## What the exercise asks
Exclude the pictures; give every entry again exactly as written.

## Input data
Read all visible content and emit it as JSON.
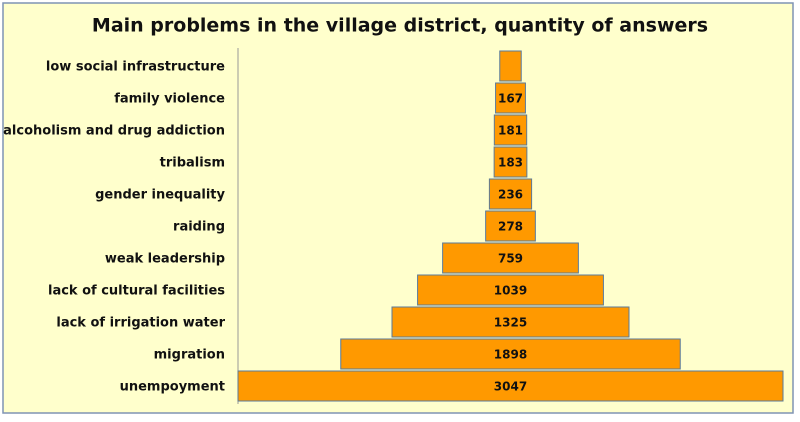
{
  "chart_data": {
    "type": "funnel",
    "title": "Main problems in the village district, quantity of answers",
    "categories": [
      "low social infrastructure",
      "family violence",
      "alcoholism and drug addiction",
      "tribalism",
      "gender inequality",
      "raiding",
      "weak leadership",
      "lack of cultural facilities",
      "lack of irrigation water",
      "migration",
      "unempoyment"
    ],
    "values": [
      120,
      167,
      181,
      183,
      236,
      278,
      759,
      1039,
      1325,
      1898,
      3047
    ],
    "value_labels": [
      null,
      "167",
      "181",
      "183",
      "236",
      "278",
      "759",
      "1039",
      "1325",
      "1898",
      "3047"
    ],
    "color": "#ff9900"
  }
}
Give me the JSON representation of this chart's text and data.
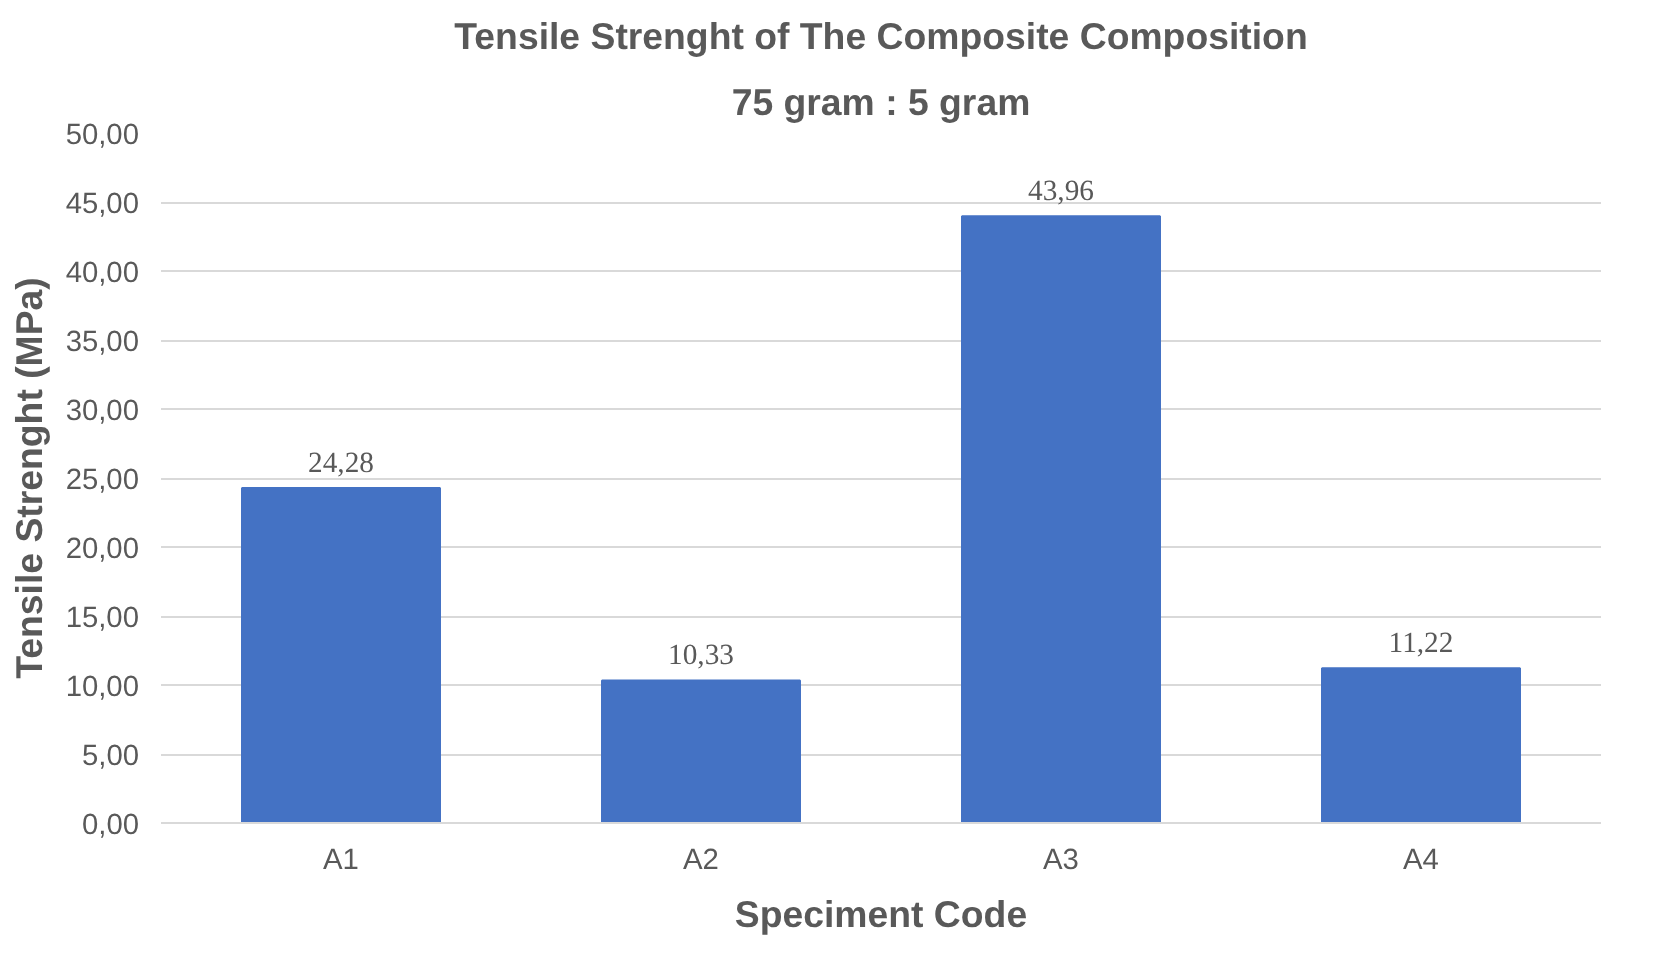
{
  "chart_data": {
    "type": "bar",
    "title": "Tensile Strenght of The Composite Composition",
    "subtitle": "75 gram : 5 gram",
    "xlabel": "Speciment Code",
    "ylabel": "Tensile Strenght (MPa)",
    "categories": [
      "A1",
      "A2",
      "A3",
      "A4"
    ],
    "values": [
      24.28,
      10.33,
      43.96,
      11.22
    ],
    "color": "#4472c4",
    "value_labels": [
      "24,28",
      "10,33",
      "43,96",
      "11,22"
    ],
    "ylim": [
      0,
      50
    ],
    "yticks": [
      {
        "value": 0,
        "label": "0,00"
      },
      {
        "value": 5,
        "label": "5,00"
      },
      {
        "value": 10,
        "label": "10,00"
      },
      {
        "value": 15,
        "label": "15,00"
      },
      {
        "value": 20,
        "label": "20,00"
      },
      {
        "value": 25,
        "label": "25,00"
      },
      {
        "value": 30,
        "label": "30,00"
      },
      {
        "value": 35,
        "label": "35,00"
      },
      {
        "value": 40,
        "label": "40,00"
      },
      {
        "value": 45,
        "label": "45,00"
      },
      {
        "value": 50,
        "label": "50,00"
      }
    ],
    "grid": "y"
  }
}
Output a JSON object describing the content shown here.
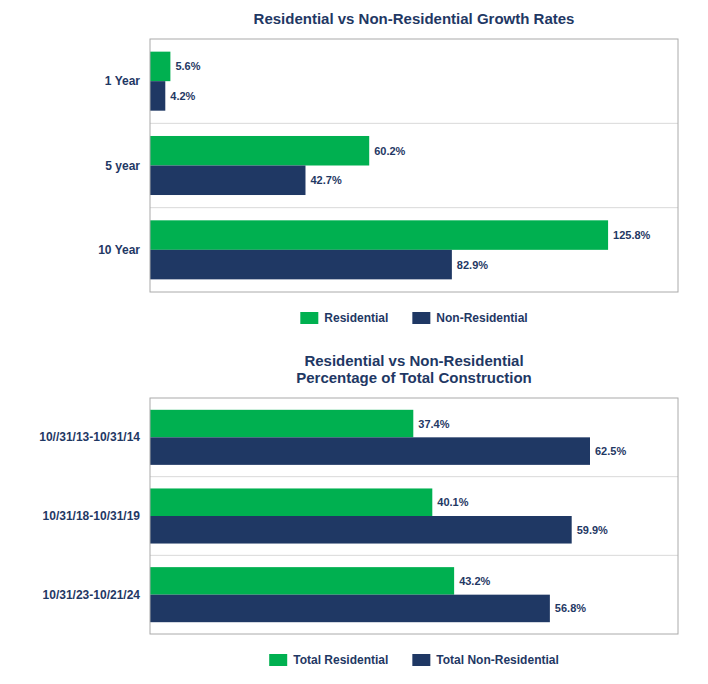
{
  "chart_data": [
    {
      "type": "bar",
      "orientation": "horizontal",
      "title": "Residential vs Non-Residential Growth Rates",
      "categories": [
        "10 Year",
        "5 year",
        "1 Year"
      ],
      "series": [
        {
          "name": "Residential",
          "color": "#00B050",
          "values": [
            125.8,
            60.2,
            5.6
          ],
          "value_labels": [
            "125.8%",
            "60.2%",
            "5.6%"
          ]
        },
        {
          "name": "Non-Residential",
          "color": "#1F3864",
          "values": [
            82.9,
            42.7,
            4.2
          ],
          "value_labels": [
            "82.9%",
            "42.7%",
            "4.2%"
          ]
        }
      ],
      "xlim": [
        0,
        145
      ],
      "tick_labels": "y",
      "data_labels": true,
      "legend": "bottom"
    },
    {
      "type": "bar",
      "orientation": "horizontal",
      "title": "Residential vs Non-Residential\nPercentage of Total Construction",
      "categories": [
        "10/31/23-10/21/24",
        "10/31/18-10/31/19",
        "10//31/13-10/31/14"
      ],
      "series": [
        {
          "name": "Total Residential",
          "color": "#00B050",
          "values": [
            43.2,
            40.1,
            37.4
          ],
          "value_labels": [
            "43.2%",
            "40.1%",
            "37.4%"
          ]
        },
        {
          "name": "Total Non-Residential",
          "color": "#1F3864",
          "values": [
            56.8,
            59.9,
            62.5
          ],
          "value_labels": [
            "56.8%",
            "59.9%",
            "62.5%"
          ]
        }
      ],
      "xlim": [
        0,
        75
      ],
      "tick_labels": "y",
      "data_labels": true,
      "legend": "bottom"
    }
  ]
}
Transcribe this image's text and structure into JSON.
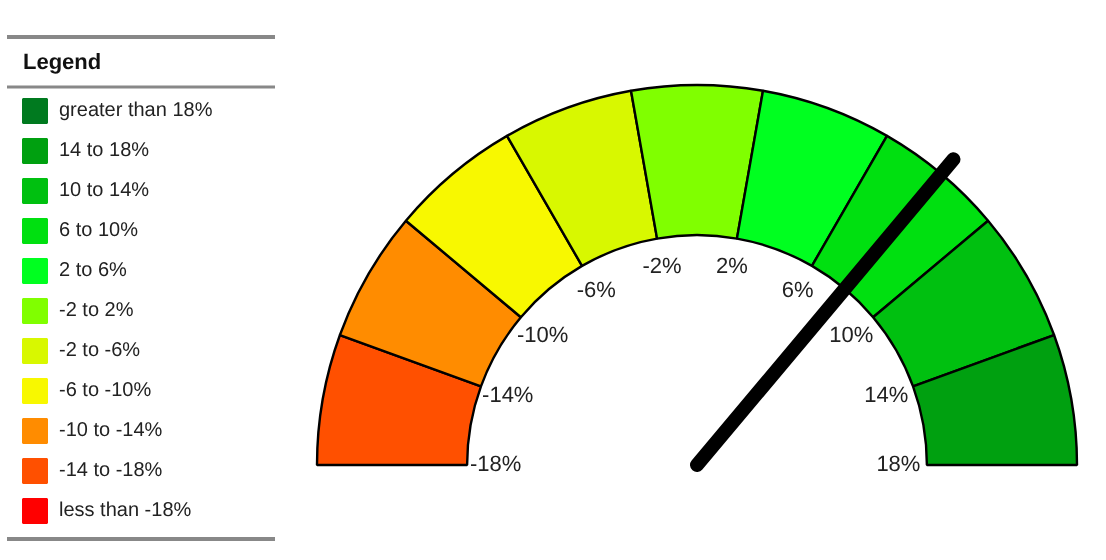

## Task output
Read all visible content and emit it as JSON.
{
  "chart_data": {
    "type": "funnel",
    "title": "Main problems in the village district, quantity of answers",
    "categories": [
      "low social infrastructure",
      "family violence",
      "alcoholism and drug addiction",
      "tribalism",
      "gender inequality",
      "raiding",
      "weak leadership",
      "lack of cultural facilities",
      "lack of irrigation water",
      "migration",
      "unempoyment"
    ],
    "values": [
      120,
      167,
      181,
      183,
      236,
      278,
      759,
      1039,
      1325,
      1898,
      3047
    ],
    "value_labels": [
      null,
      "167",
      "181",
      "183",
      "236",
      "278",
      "759",
      "1039",
      "1325",
      "1898",
      "3047"
    ],
    "color": "#ff9900"
  }
}
Give me the JSON representation of this chart's text and data.
{
  "chart_data": {
    "type": "bar",
    "title": "Tensile Strenght of The Composite Composition",
    "subtitle": "75 gram : 5 gram",
    "xlabel": "Speciment Code",
    "ylabel": "Tensile Strenght (MPa)",
    "categories": [
      "A1",
      "A2",
      "A3",
      "A4"
    ],
    "values": [
      24.28,
      10.33,
      43.96,
      11.22
    ],
    "color": "#4472c4",
    "value_labels": [
      "24,28",
      "10,33",
      "43,96",
      "11,22"
    ],
    "ylim": [
      0,
      50
    ],
    "yticks": [
      {
        "value": 0,
        "label": "0,00"
      },
      {
        "value": 5,
        "label": "5,00"
      },
      {
        "value": 10,
        "label": "10,00"
      },
      {
        "value": 15,
        "label": "15,00"
      },
      {
        "value": 20,
        "label": "20,00"
      },
      {
        "value": 25,
        "label": "25,00"
      },
      {
        "value": 30,
        "label": "30,00"
      },
      {
        "value": 35,
        "label": "35,00"
      },
      {
        "value": 40,
        "label": "40,00"
      },
      {
        "value": 45,
        "label": "45,00"
      },
      {
        "value": 50,
        "label": "50,00"
      }
    ],
    "grid": "y"
  }
}
Output a JSON object describing the content shown here.
{
  "chart_data": [
    {
      "type": "bar",
      "orientation": "horizontal",
      "title": "Residential vs Non-Residential Growth Rates",
      "categories": [
        "10 Year",
        "5 year",
        "1 Year"
      ],
      "series": [
        {
          "name": "Residential",
          "color": "#00B050",
          "values": [
            125.8,
            60.2,
            5.6
          ],
          "value_labels": [
            "125.8%",
            "60.2%",
            "5.6%"
          ]
        },
        {
          "name": "Non-Residential",
          "color": "#1F3864",
          "values": [
            82.9,
            42.7,
            4.2
          ],
          "value_labels": [
            "82.9%",
            "42.7%",
            "4.2%"
          ]
        }
      ],
      "xlim": [
        0,
        145
      ],
      "tick_labels": "y",
      "data_labels": true,
      "legend": "bottom"
    },
    {
      "type": "bar",
      "orientation": "horizontal",
      "title": "Residential vs Non-Residential\nPercentage of Total Construction",
      "categories": [
        "10/31/23-10/21/24",
        "10/31/18-10/31/19",
        "10//31/13-10/31/14"
      ],
      "series": [
        {
          "name": "Total Residential",
          "color": "#00B050",
          "values": [
            43.2,
            40.1,
            37.4
          ],
          "value_labels": [
            "43.2%",
            "40.1%",
            "37.4%"
          ]
        },
        {
          "name": "Total Non-Residential",
          "color": "#1F3864",
          "values": [
            56.8,
            59.9,
            62.5
          ],
          "value_labels": [
            "56.8%",
            "59.9%",
            "62.5%"
          ]
        }
      ],
      "xlim": [
        0,
        75
      ],
      "tick_labels": "y",
      "data_labels": true,
      "legend": "bottom"
    }
  ]
}
Transcribe this image's text and structure into JSON.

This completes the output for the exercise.